[Provided information start]
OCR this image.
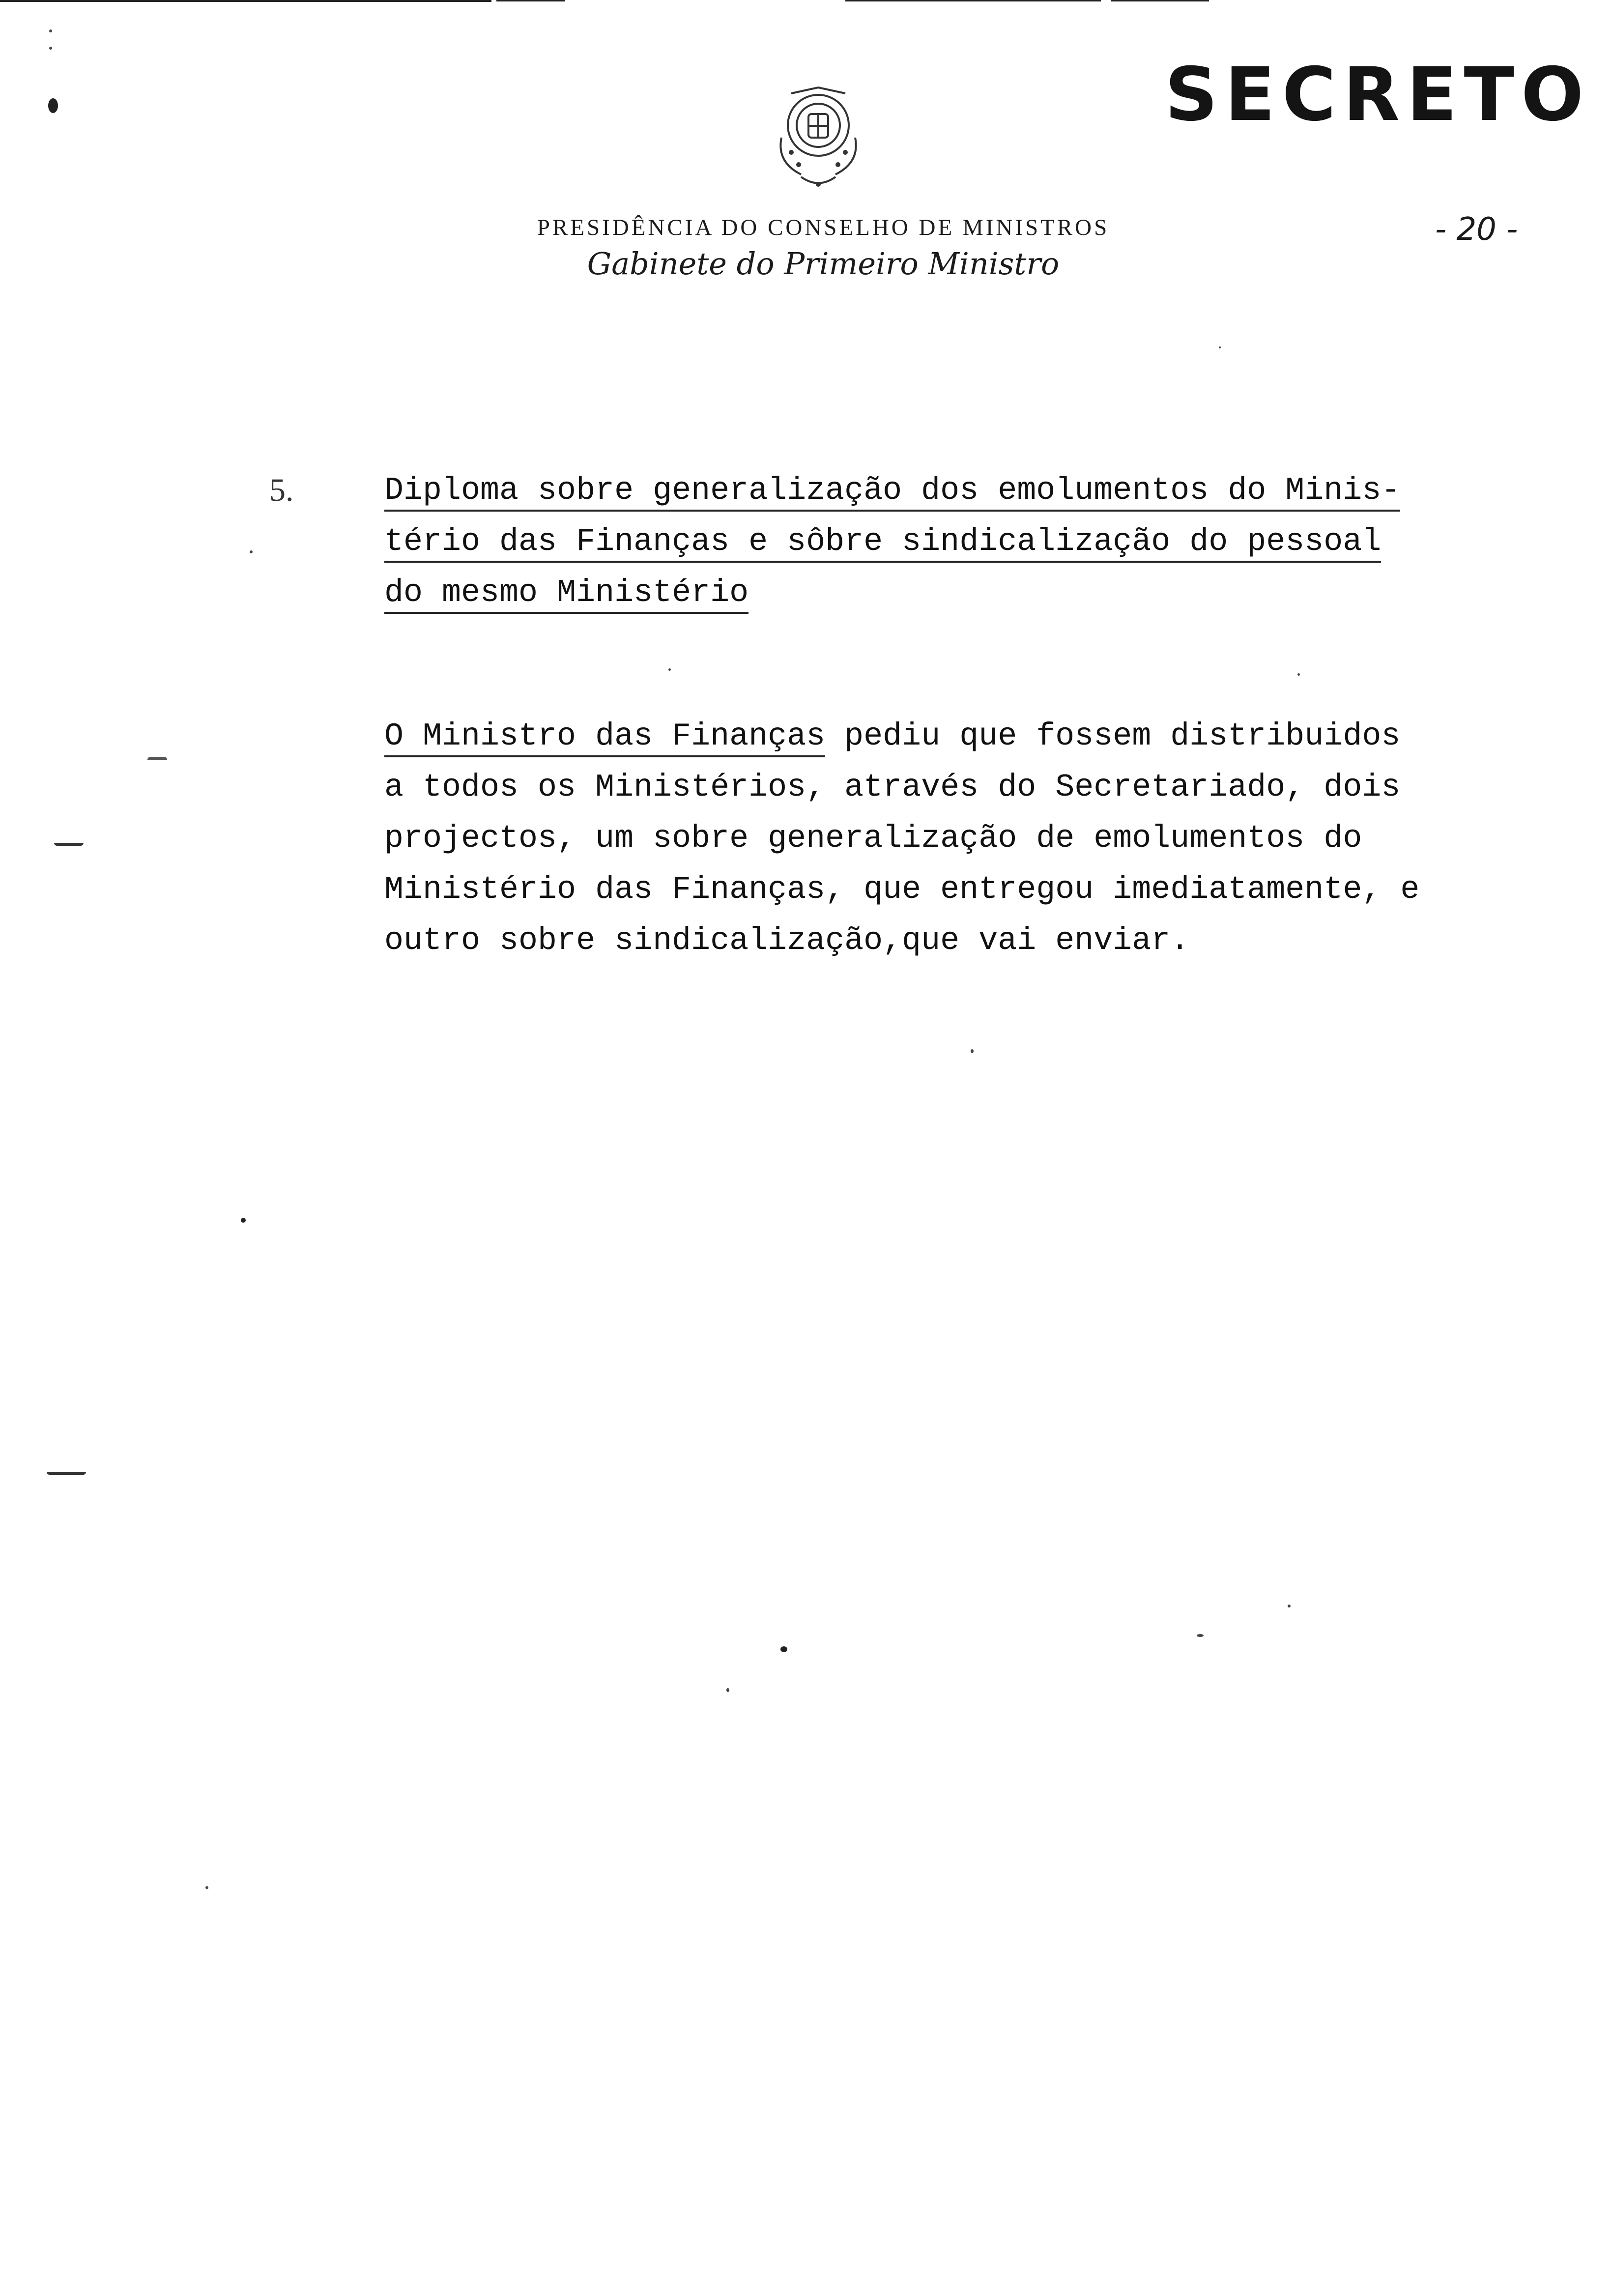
SECRETO
PRESIDÊNCIA DO CONSELHO DE MINISTROS
Gabinete do Primeiro Ministro
- 20 -
5.	Diploma sobre generalização dos emolumentos do Minis-
tério das Finanças e sôbre sindicalização do pessoal
do mesmo Ministério
O Ministro das Finanças pediu que fossem distribuidos
a todos os Ministérios, através do Secretariado, dois
projectos, um sobre generalização de emolumentos do
Ministério das Finanças, que entregou imediatamente, e
outro sobre sindicalização,que vai enviar.
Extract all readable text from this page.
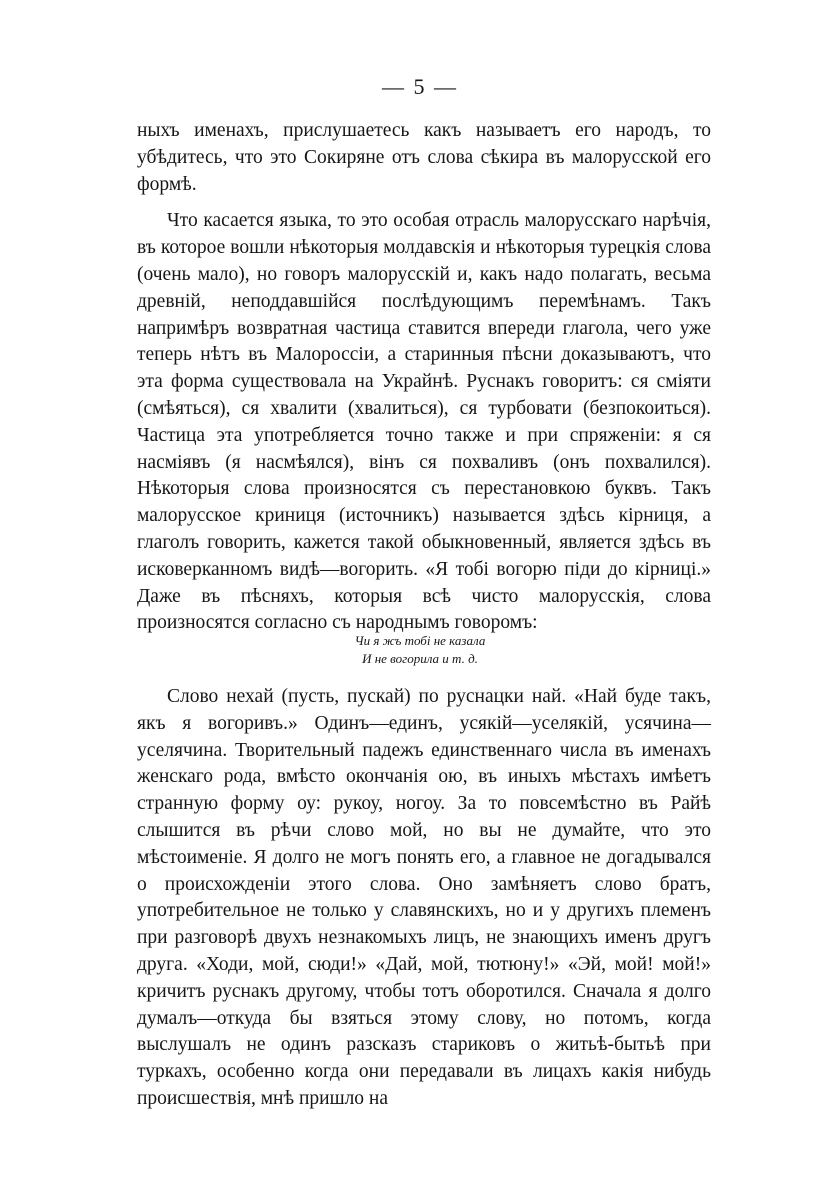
— 5 —

ныхъ именахъ, прислушаетесь какъ называетъ его народъ, то убѣдитесь, что это Сокиряне отъ слова сѣкира въ малорусской его формѣ.

Что касается языка, то это особая отрасль малорусскаго нарѣчія, въ которое вошли нѣкоторыя молдавскія и нѣкоторыя турецкія слова (очень мало), но говоръ малорусскій и, какъ надо полагать, весьма древній, неподдавшійся послѣдующимъ перемѣнамъ. Такъ напримѣръ возвратная частица ставится впереди глагола, чего уже теперь нѣтъ въ Малороссіи, а старинныя пѣсни доказываютъ, что эта форма существовала на Украйнѣ. Руснакъ говоритъ: ся смiяти (смѣяться), ся хвалити (хвалиться), ся турбовати (безпокоиться). Частица эта употребляется точно также и при спряженiи: я ся насмiявъ (я насмѣялся), вiнъ ся похваливъ (онъ похвалился). Нѣкоторыя слова произносятся съ перестановкою буквъ. Такъ малорусское криниця (источникъ) называется здѣсь кiрниця, а глаголъ говорить, кажется такой обыкновенный, является здѣсь въ исковерканномъ видѣ—вогорить. «Я тобi вогорю пiди до кiрницi.» Даже въ пѣсняхъ, которыя всѣ чисто малорусскія, слова произносятся согласно съ народнымъ говоромъ:

Чи я жъ тобi не казала
И не вогорила и т. д.

Слово нехай (пусть, пускай) по руснацки най. «Най буде такъ, якъ я вогоривъ.» Одинъ—единъ, усякiй—уселякiй, усячина—уселячина. Творительный падежъ единственнаго числа въ именахъ женскаго рода, вмѣсто окончанія ою, въ иныхъ мѣстахъ имѣетъ странную форму оу: рукоу, ногоу. За то повсемѣстно въ Райѣ слышится въ рѣчи слово мой, но вы не думайте, что это мѣстоименіе. Я долго не могъ понять его, а главное не догадывался о происхожденіи этого слова. Оно замѣняетъ слово братъ, употребительное не только у славянскихъ, но и у другихъ племенъ при разговорѣ двухъ незнакомыхъ лицъ, не знающихъ именъ другъ друга. «Ходи, мой, сюди!» «Дай, мой, тютюну!» «Эй, мой! мой!» кричитъ руснакъ другому, чтобы тотъ оборотился. Сначала я долго думалъ—откуда бы взяться этому слову, но потомъ, когда выслушалъ не одинъ разсказъ стариковъ о житьѣ-бытьѣ при туркахъ, особенно когда они передавали въ лицахъ какія нибудь происшествія, мнѣ пришло на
[Provided information end]
● Stated task: Tally the lines in the listing that hold "Finanças" and report the number alone.

● Finished task: 3